### Work to complete
Gather from the listing below each line that includes the word "Speedometer", and copy it.

################

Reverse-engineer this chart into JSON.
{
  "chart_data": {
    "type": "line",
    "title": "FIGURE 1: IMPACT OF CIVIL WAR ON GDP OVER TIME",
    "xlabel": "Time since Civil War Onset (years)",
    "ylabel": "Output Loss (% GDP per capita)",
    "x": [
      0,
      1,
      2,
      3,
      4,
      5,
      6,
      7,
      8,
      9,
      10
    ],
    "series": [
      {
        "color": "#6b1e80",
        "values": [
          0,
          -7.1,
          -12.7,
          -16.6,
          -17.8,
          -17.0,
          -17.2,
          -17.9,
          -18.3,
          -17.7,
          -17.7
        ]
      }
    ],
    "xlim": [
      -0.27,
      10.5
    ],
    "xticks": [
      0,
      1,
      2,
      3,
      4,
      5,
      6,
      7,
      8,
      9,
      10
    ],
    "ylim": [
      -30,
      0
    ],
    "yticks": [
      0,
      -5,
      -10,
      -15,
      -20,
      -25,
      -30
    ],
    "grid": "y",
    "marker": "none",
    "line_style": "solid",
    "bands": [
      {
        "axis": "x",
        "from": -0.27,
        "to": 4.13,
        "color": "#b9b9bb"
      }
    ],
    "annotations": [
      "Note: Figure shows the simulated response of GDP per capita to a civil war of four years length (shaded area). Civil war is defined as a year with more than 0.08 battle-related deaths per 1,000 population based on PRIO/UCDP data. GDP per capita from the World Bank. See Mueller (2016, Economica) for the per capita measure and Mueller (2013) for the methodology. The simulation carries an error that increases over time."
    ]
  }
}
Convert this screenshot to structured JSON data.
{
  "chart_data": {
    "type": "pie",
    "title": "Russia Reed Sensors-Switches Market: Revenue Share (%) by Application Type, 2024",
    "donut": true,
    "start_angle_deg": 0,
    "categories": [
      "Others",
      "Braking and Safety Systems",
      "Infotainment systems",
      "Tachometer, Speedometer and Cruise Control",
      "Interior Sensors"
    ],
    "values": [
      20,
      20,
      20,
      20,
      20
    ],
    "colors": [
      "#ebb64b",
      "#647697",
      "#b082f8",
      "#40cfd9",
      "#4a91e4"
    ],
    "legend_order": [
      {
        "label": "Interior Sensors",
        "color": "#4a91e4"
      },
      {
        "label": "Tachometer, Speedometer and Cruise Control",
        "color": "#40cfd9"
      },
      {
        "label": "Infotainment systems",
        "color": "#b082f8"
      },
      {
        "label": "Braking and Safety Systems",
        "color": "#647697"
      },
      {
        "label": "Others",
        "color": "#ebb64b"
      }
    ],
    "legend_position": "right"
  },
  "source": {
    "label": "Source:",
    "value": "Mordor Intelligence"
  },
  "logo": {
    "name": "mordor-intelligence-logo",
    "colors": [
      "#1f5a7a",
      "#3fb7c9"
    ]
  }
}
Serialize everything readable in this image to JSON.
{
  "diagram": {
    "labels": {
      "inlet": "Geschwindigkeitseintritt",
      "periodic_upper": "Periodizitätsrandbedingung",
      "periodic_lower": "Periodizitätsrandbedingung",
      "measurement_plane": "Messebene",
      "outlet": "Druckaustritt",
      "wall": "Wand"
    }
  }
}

################

### Worked solution
      "Tachometer, Speedometer and Cruise Control",
        "label": "Tachometer, Speedometer and Cruise Control",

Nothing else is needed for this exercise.